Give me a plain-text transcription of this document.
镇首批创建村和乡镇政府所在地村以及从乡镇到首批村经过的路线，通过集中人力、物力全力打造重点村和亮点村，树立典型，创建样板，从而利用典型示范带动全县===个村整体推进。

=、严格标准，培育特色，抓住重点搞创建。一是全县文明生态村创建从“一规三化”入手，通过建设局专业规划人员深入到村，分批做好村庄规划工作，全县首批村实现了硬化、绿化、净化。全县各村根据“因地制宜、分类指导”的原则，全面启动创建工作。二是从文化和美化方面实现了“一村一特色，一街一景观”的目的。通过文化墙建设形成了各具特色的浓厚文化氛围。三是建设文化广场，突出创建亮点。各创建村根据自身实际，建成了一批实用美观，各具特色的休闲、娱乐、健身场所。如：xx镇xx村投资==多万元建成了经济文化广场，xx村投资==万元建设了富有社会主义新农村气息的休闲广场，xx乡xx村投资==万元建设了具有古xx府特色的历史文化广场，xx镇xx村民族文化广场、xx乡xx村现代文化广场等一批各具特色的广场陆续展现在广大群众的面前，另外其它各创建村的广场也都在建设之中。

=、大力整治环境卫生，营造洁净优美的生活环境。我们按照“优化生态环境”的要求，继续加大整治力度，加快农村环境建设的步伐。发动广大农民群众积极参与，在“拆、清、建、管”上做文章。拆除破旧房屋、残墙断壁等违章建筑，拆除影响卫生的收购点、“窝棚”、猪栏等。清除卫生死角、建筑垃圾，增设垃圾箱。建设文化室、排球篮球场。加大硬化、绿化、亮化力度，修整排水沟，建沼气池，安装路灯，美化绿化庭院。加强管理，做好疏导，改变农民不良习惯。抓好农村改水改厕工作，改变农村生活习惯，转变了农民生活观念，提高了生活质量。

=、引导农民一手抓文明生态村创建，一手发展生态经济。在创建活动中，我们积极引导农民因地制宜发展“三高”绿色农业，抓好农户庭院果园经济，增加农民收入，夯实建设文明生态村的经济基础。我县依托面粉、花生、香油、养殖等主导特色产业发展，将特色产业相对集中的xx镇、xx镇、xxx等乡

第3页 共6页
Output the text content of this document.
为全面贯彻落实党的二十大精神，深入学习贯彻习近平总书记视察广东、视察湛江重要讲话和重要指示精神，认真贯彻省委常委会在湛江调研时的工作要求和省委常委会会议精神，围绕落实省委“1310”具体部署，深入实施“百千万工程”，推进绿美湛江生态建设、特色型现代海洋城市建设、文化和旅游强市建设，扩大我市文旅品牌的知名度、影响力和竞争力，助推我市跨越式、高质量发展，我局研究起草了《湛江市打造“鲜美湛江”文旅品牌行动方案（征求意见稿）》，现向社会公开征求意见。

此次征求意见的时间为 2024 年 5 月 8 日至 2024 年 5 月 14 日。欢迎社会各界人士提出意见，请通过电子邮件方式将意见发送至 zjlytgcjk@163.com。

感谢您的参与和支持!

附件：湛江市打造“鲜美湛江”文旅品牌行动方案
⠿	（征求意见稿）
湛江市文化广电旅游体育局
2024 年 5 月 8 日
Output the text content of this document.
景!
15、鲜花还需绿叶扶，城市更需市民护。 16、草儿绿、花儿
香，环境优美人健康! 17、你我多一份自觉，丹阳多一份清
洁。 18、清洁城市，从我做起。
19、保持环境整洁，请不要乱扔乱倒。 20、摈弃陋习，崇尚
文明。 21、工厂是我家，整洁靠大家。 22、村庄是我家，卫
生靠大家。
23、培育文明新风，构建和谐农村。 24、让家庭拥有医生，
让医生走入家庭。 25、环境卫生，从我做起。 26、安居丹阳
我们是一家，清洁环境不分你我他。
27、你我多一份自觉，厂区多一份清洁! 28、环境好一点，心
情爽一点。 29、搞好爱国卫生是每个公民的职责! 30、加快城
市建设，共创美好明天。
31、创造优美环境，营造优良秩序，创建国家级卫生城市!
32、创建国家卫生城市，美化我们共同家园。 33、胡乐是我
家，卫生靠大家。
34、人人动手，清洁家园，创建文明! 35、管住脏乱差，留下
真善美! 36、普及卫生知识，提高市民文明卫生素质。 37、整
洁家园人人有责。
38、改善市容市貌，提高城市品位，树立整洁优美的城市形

□ □ □ □ □ □ □

### DIRECTION
Reproduce the listing in full. Keep it exactly as written.

### FINISHED TASK
Give me a plain-text transcription of this document.
镇首批创建村和乡镇政府所在地村以及从乡镇到首批村经过的路线，通过集中人力、物力全力打造重点村和亮点村，树立典型，创建样板，从而利用典型示范带动全县===个村整体推进。

=、严格标准，培育特色，抓住重点搞创建。一是全县文明生态村创建从“一规三化”入手，通过建设局专业规划人员深入到村，分批做好村庄规划工作，全县首批村实现了硬化、绿化、净化。全县各村根据“因地制宜、分类指导”的原则，全面启动创建工作。二是从文化和美化方面实现了“一村一特色，一街一景观”的目的。通过文化墙建设形成了各具特色的浓厚文化氛围。三是建设文化广场，突出创建亮点。各创建村根据自身实际，建成了一批实用美观，各具特色的休闲、娱乐、健身场所。如：xx镇xx村投资==多万元建成了经济文化广场，xx村投资==万元建设了富有社会主义新农村气息的休闲广场，xx乡xx村投资==万元建设了具有古xx府特色的历史文化广场，xx镇xx村民族文化广场、xx乡xx村现代文化广场等一批各具特色的广场陆续展现在广大群众的面前，另外其它各创建村的广场也都在建设之中。

=、大力整治环境卫生，营造洁净优美的生活环境。我们按照“优化生态环境”的要求，继续加大整治力度，加快农村环境建设的步伐。发动广大农民群众积极参与，在“拆、清、建、管”上做文章。拆除破旧房屋、残墙断壁等违章建筑，拆除影响卫生的收购点、“窝棚”、猪栏等。清除卫生死角、建筑垃圾，增设垃圾箱。建设文化室、排球篮球场。加大硬化、绿化、亮化力度，修整排水沟，建沼气池，安装路灯，美化绿化庭院。加强管理，做好疏导，改变农民不良习惯。抓好农村改水改厕工作，改变农村生活习惯，转变了农民生活观念，提高了生活质量。

=、引导农民一手抓文明生态村创建，一手发展生态经济。在创建活动中，我们积极引导农民因地制宜发展“三高”绿色农业，抓好农户庭院果园经济，增加农民收入，夯实建设文明生态村的经济基础。我县依托面粉、花生、香油、养殖等主导特色产业发展，将特色产业相对集中的xx镇、xx镇、xxx等乡

第3页 共6页
Output the text content of this document.
为全面贯彻落实党的二十大精神，深入学习贯彻习近平总书记视察广东、视察湛江重要讲话和重要指示精神，认真贯彻省委常委会在湛江调研时的工作要求和省委常委会会议精神，围绕落实省委“1310”具体部署，深入实施“百千万工程”，推进绿美湛江生态建设、特色型现代海洋城市建设、文化和旅游强市建设，扩大我市文旅品牌的知名度、影响力和竞争力，助推我市跨越式、高质量发展，我局研究起草了《湛江市打造“鲜美湛江”文旅品牌行动方案（征求意见稿）》，现向社会公开征求意见。

此次征求意见的时间为 2024 年 5 月 8 日至 2024 年 5 月 14 日。欢迎社会各界人士提出意见，请通过电子邮件方式将意见发送至 zjlytgcjk@163.com。

感谢您的参与和支持!

附件：湛江市打造“鲜美湛江”文旅品牌行动方案
⠿	（征求意见稿）
湛江市文化广电旅游体育局
2024 年 5 月 8 日
Output the text content of this document.
景!
15、鲜花还需绿叶扶，城市更需市民护。 16、草儿绿、花儿
香，环境优美人健康! 17、你我多一份自觉，丹阳多一份清
洁。 18、清洁城市，从我做起。
19、保持环境整洁，请不要乱扔乱倒。 20、摈弃陋习，崇尚
文明。 21、工厂是我家，整洁靠大家。 22、村庄是我家，卫
生靠大家。
23、培育文明新风，构建和谐农村。 24、让家庭拥有医生，
让医生走入家庭。 25、环境卫生，从我做起。 26、安居丹阳
我们是一家，清洁环境不分你我他。
27、你我多一份自觉，厂区多一份清洁! 28、环境好一点，心
情爽一点。 29、搞好爱国卫生是每个公民的职责! 30、加快城
市建设，共创美好明天。
31、创造优美环境，营造优良秩序，创建国家级卫生城市!
32、创建国家卫生城市，美化我们共同家园。 33、胡乐是我
家，卫生靠大家。
34、人人动手，清洁家园，创建文明! 35、管住脏乱差，留下
真善美! 36、普及卫生知识，提高市民文明卫生素质。 37、整
洁家园人人有责。
38、改善市容市貌，提高城市品位，树立整洁优美的城市形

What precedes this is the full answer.